> [Goal of the exercise]: Reproduce each line of the material precisely.

> [Supplied data]:
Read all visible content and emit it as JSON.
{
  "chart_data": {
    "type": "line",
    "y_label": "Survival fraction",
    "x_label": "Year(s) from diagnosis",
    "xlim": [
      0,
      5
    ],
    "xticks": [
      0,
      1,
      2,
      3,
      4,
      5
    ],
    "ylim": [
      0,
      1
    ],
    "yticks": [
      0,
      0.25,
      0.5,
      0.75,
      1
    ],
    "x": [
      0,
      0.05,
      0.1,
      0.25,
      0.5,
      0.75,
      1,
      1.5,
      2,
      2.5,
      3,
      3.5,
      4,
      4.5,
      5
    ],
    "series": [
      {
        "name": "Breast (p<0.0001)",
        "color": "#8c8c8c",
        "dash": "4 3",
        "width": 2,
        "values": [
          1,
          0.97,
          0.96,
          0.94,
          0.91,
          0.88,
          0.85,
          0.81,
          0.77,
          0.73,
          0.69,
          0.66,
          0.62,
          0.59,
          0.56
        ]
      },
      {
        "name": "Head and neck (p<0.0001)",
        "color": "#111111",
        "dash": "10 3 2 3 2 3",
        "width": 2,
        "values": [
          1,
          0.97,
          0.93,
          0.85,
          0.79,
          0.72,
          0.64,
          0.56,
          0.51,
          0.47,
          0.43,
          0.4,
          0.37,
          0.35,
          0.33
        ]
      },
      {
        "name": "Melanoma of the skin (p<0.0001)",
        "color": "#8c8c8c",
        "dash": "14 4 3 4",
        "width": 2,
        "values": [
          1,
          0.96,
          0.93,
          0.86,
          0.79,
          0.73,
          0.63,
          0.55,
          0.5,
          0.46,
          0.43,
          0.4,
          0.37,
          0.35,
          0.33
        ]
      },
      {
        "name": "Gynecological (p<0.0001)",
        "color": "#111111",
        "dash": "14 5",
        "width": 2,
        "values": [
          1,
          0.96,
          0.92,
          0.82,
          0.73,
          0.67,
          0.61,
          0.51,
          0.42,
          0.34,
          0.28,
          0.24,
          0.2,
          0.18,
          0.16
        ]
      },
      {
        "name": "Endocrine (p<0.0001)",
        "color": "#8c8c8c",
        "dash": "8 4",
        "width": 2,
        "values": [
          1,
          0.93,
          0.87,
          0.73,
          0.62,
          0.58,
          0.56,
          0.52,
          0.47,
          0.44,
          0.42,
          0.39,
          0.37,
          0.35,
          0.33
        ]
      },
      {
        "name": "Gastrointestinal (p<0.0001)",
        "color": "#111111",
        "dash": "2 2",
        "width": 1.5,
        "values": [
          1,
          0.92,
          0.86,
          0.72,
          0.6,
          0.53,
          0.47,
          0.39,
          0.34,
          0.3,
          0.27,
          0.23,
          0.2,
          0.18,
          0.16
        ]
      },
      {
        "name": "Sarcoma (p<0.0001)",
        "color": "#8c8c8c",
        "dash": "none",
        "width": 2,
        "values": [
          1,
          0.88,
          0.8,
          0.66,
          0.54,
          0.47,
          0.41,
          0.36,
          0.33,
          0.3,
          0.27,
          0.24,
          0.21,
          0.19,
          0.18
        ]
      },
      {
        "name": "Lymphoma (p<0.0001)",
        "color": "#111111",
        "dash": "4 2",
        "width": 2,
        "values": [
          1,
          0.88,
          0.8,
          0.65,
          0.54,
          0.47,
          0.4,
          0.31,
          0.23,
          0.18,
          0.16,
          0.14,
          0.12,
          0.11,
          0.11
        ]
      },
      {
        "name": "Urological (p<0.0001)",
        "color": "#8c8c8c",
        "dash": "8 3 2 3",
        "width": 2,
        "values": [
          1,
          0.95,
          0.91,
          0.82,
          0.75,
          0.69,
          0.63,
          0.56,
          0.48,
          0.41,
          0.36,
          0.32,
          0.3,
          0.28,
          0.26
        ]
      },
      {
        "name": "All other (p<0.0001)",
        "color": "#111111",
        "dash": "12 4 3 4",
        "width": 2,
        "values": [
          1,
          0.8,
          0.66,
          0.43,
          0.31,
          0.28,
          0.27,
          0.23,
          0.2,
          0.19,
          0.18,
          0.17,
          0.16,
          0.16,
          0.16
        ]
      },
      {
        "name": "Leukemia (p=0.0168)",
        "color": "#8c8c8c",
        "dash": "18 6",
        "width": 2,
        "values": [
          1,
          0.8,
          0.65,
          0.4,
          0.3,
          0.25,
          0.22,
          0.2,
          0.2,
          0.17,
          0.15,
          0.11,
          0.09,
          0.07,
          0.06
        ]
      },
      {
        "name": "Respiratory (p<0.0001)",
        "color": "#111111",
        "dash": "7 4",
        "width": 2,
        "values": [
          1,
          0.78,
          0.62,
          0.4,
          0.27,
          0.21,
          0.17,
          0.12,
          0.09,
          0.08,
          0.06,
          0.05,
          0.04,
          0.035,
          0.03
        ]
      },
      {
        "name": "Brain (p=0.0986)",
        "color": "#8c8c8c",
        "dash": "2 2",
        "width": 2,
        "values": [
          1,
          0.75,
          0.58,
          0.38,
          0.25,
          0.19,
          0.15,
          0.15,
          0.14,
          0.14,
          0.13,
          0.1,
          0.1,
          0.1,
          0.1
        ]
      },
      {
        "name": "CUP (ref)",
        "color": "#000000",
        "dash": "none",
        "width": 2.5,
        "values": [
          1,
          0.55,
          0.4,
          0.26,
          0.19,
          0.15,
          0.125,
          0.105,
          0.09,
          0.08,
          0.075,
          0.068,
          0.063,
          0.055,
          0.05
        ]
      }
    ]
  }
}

> [Final result]:
Read all visible content and emit it as JSON.
{
  "chart_data": {
    "type": "line",
    "y_label": "Survival fraction",
    "x_label": "Year(s) from diagnosis",
    "xlim": [
      0,
      5
    ],
    "xticks": [
      0,
      1,
      2,
      3,
      4,
      5
    ],
    "ylim": [
      0,
      1
    ],
    "yticks": [
      0,
      0.25,
      0.5,
      0.75,
      1
    ],
    "x": [
      0,
      0.05,
      0.1,
      0.25,
      0.5,
      0.75,
      1,
      1.5,
      2,
      2.5,
      3,
      3.5,
      4,
      4.5,
      5
    ],
    "series": [
      {
        "name": "Breast (p<0.0001)",
        "color": "#8c8c8c",
        "dash": "4 3",
        "width": 2,
        "values": [
          1,
          0.97,
          0.96,
          0.94,
          0.91,
          0.88,
          0.85,
          0.81,
          0.77,
          0.73,
          0.69,
          0.66,
          0.62,
          0.59,
          0.56
        ]
      },
      {
        "name": "Head and neck (p<0.0001)",
        "color": "#111111",
        "dash": "10 3 2 3 2 3",
        "width": 2,
        "values": [
          1,
          0.97,
          0.93,
          0.85,
          0.79,
          0.72,
          0.64,
          0.56,
          0.51,
          0.47,
          0.43,
          0.4,
          0.37,
          0.35,
          0.33
        ]
      },
      {
        "name": "Melanoma of the skin (p<0.0001)",
        "color": "#8c8c8c",
        "dash": "14 4 3 4",
        "width": 2,
        "values": [
          1,
          0.96,
          0.93,
          0.86,
          0.79,
          0.73,
          0.63,
          0.55,
          0.5,
          0.46,
          0.43,
          0.4,
          0.37,
          0.35,
          0.33
        ]
      },
      {
        "name": "Gynecological (p<0.0001)",
        "color": "#111111",
        "dash": "14 5",
        "width": 2,
        "values": [
          1,
          0.96,
          0.92,
          0.82,
          0.73,
          0.67,
          0.61,
          0.51,
          0.42,
          0.34,
          0.28,
          0.24,
          0.2,
          0.18,
          0.16
        ]
      },
      {
        "name": "Endocrine (p<0.0001)",
        "color": "#8c8c8c",
        "dash": "8 4",
        "width": 2,
        "values": [
          1,
          0.93,
          0.87,
          0.73,
          0.62,
          0.58,
          0.56,
          0.52,
          0.47,
          0.44,
          0.42,
          0.39,
          0.37,
          0.35,
          0.33
        ]
      },
      {
        "name": "Gastrointestinal (p<0.0001)",
        "color": "#111111",
        "dash": "2 2",
        "width": 1.5,
        "values": [
          1,
          0.92,
          0.86,
          0.72,
          0.6,
          0.53,
          0.47,
          0.39,
          0.34,
          0.3,
          0.27,
          0.23,
          0.2,
          0.18,
          0.16
        ]
      },
      {
        "name": "Sarcoma (p<0.0001)",
        "color": "#8c8c8c",
        "dash": "none",
        "width": 2,
        "values": [
          1,
          0.88,
          0.8,
          0.66,
          0.54,
          0.47,
          0.41,
          0.36,
          0.33,
          0.3,
          0.27,
          0.24,
          0.21,
          0.19,
          0.18
        ]
      },
      {
        "name": "Lymphoma (p<0.0001)",
        "color": "#111111",
        "dash": "4 2",
        "width": 2,
        "values": [
          1,
          0.88,
          0.8,
          0.65,
          0.54,
          0.47,
          0.4,
          0.31,
          0.23,
          0.18,
          0.16,
          0.14,
          0.12,
          0.11,
          0.11
        ]
      },
      {
        "name": "Urological (p<0.0001)",
        "color": "#8c8c8c",
        "dash": "8 3 2 3",
        "width": 2,
        "values": [
          1,
          0.95,
          0.91,
          0.82,
          0.75,
          0.69,
          0.63,
          0.56,
          0.48,
          0.41,
          0.36,
          0.32,
          0.3,
          0.28,
          0.26
        ]
      },
      {
        "name": "All other (p<0.0001)",
        "color": "#111111",
        "dash": "12 4 3 4",
        "width": 2,
        "values": [
          1,
          0.8,
          0.66,
          0.43,
          0.31,
          0.28,
          0.27,
          0.23,
          0.2,
          0.19,
          0.18,
          0.17,
          0.16,
          0.16,
          0.16
        ]
      },
      {
        "name": "Leukemia (p=0.0168)",
        "color": "#8c8c8c",
        "dash": "18 6",
        "width": 2,
        "values": [
          1,
          0.8,
          0.65,
          0.4,
          0.3,
          0.25,
          0.22,
          0.2,
          0.2,
          0.17,
          0.15,
          0.11,
          0.09,
          0.07,
          0.06
        ]
      },
      {
        "name": "Respiratory (p<0.0001)",
        "color": "#111111",
        "dash": "7 4",
        "width": 2,
        "values": [
          1,
          0.78,
          0.62,
          0.4,
          0.27,
          0.21,
          0.17,
          0.12,
          0.09,
          0.08,
          0.06,
          0.05,
          0.04,
          0.035,
          0.03
        ]
      },
      {
        "name": "Brain (p=0.0986)",
        "color": "#8c8c8c",
        "dash": "2 2",
        "width": 2,
        "values": [
          1,
          0.75,
          0.58,
          0.38,
          0.25,
          0.19,
          0.15,
          0.15,
          0.14,
          0.14,
          0.13,
          0.1,
          0.1,
          0.1,
          0.1
        ]
      },
      {
        "name": "CUP (ref)",
        "color": "#000000",
        "dash": "none",
        "width": 2.5,
        "values": [
          1,
          0.55,
          0.4,
          0.26,
          0.19,
          0.15,
          0.125,
          0.105,
          0.09,
          0.08,
          0.075,
          0.068,
          0.063,
          0.055,
          0.05
        ]
      }
    ]
  }
}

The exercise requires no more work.